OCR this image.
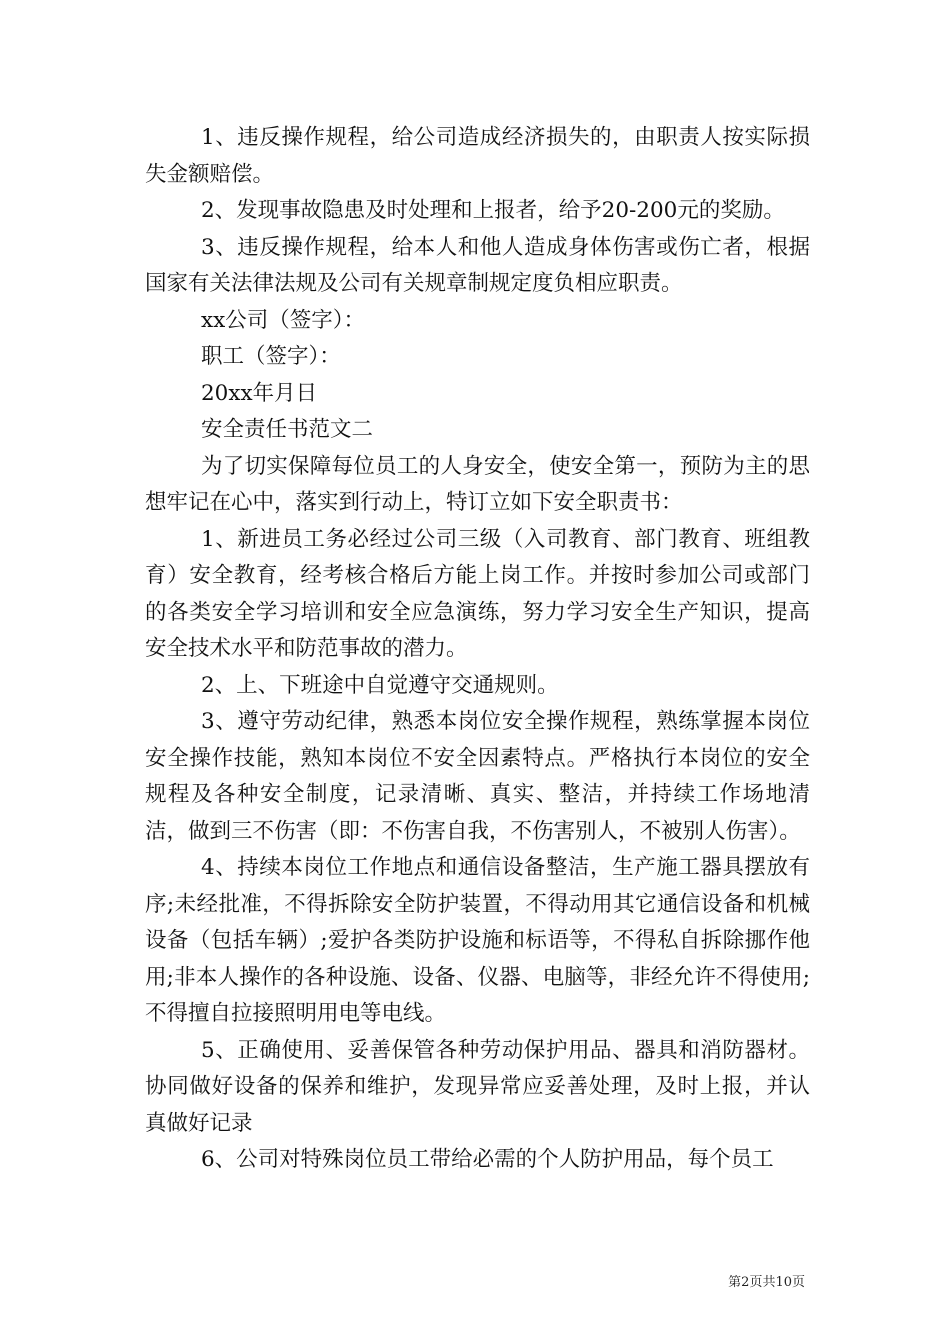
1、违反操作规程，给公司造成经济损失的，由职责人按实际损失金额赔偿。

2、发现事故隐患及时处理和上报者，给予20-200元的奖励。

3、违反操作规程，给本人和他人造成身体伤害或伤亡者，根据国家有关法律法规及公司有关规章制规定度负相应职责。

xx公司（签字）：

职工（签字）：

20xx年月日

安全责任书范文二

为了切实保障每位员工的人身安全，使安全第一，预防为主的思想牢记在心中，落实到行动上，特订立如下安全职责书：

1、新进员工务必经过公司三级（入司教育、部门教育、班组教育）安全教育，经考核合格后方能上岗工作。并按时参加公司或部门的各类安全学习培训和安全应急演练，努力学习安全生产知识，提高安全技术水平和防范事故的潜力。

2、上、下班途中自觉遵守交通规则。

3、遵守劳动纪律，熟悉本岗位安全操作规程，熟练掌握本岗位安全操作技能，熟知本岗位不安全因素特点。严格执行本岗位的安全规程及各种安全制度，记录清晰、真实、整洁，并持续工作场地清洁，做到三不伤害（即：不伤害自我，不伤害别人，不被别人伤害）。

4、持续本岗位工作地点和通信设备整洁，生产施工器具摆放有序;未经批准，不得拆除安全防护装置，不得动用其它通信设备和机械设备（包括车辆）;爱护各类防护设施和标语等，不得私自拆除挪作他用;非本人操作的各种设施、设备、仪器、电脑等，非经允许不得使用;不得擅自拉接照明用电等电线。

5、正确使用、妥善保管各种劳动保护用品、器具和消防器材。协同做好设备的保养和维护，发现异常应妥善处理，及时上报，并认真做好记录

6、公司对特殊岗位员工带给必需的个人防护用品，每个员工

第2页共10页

####################

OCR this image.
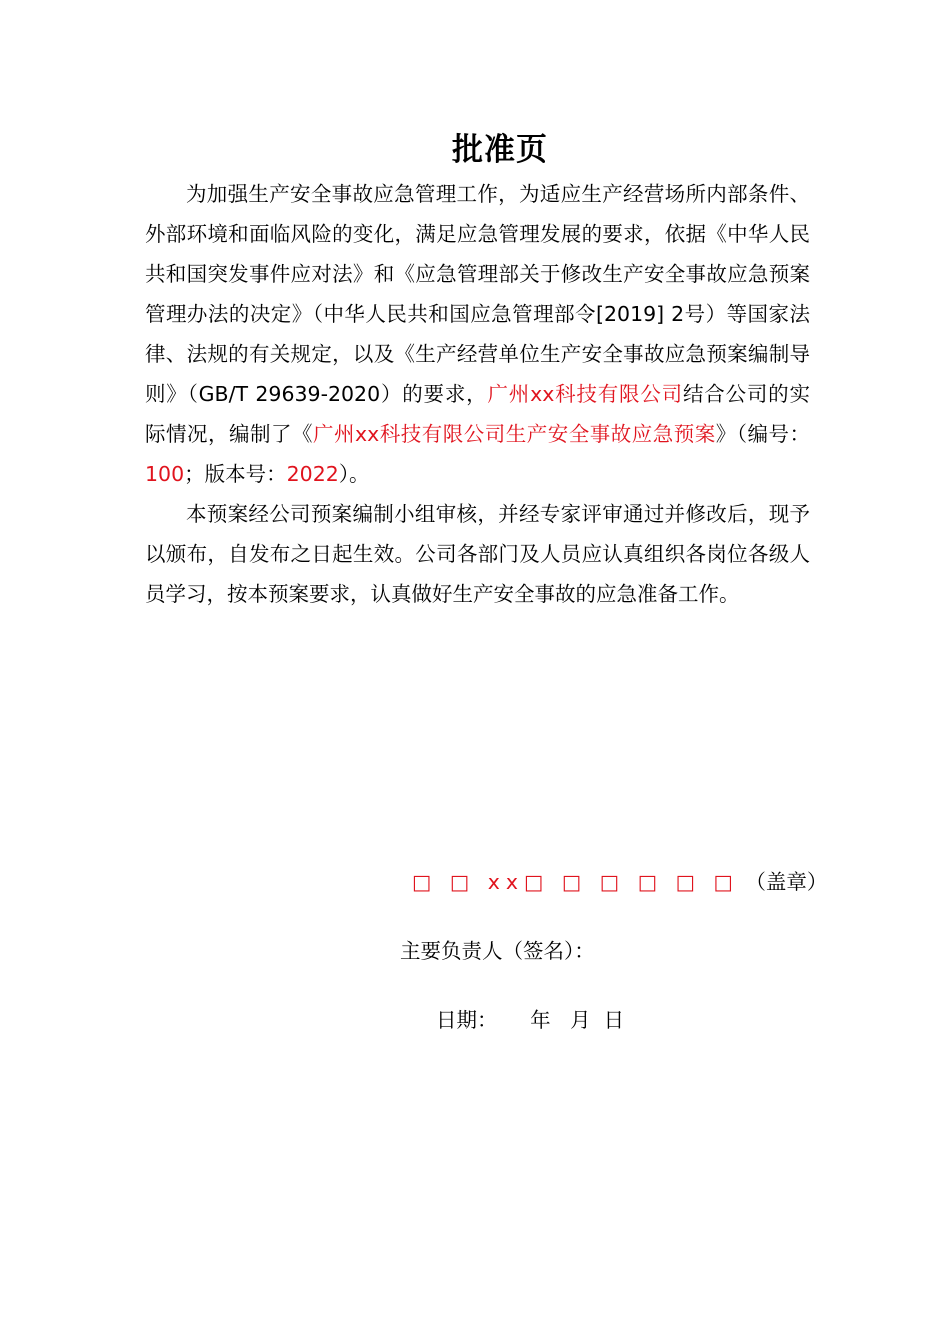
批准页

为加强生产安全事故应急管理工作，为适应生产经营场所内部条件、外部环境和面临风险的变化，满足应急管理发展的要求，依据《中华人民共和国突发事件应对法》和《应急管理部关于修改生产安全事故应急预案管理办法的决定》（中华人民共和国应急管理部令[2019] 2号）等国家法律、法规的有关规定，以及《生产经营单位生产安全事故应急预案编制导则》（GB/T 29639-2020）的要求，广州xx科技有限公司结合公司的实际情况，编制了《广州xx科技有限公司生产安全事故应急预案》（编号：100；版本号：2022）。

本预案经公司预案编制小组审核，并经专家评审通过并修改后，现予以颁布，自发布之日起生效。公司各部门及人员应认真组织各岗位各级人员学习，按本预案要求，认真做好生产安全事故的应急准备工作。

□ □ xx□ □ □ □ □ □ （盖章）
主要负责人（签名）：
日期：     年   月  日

####################

Among the records above, find each line holding the string "违反操作规程" and pull it out.

1、违反操作规程，给公司造成经济损失的，由职责人按实际损失金额赔偿。
3、违反操作规程，给本人和他人造成身体伤害或伤亡者，根据国家有关法律法规及公司有关规章制规定度负相应职责。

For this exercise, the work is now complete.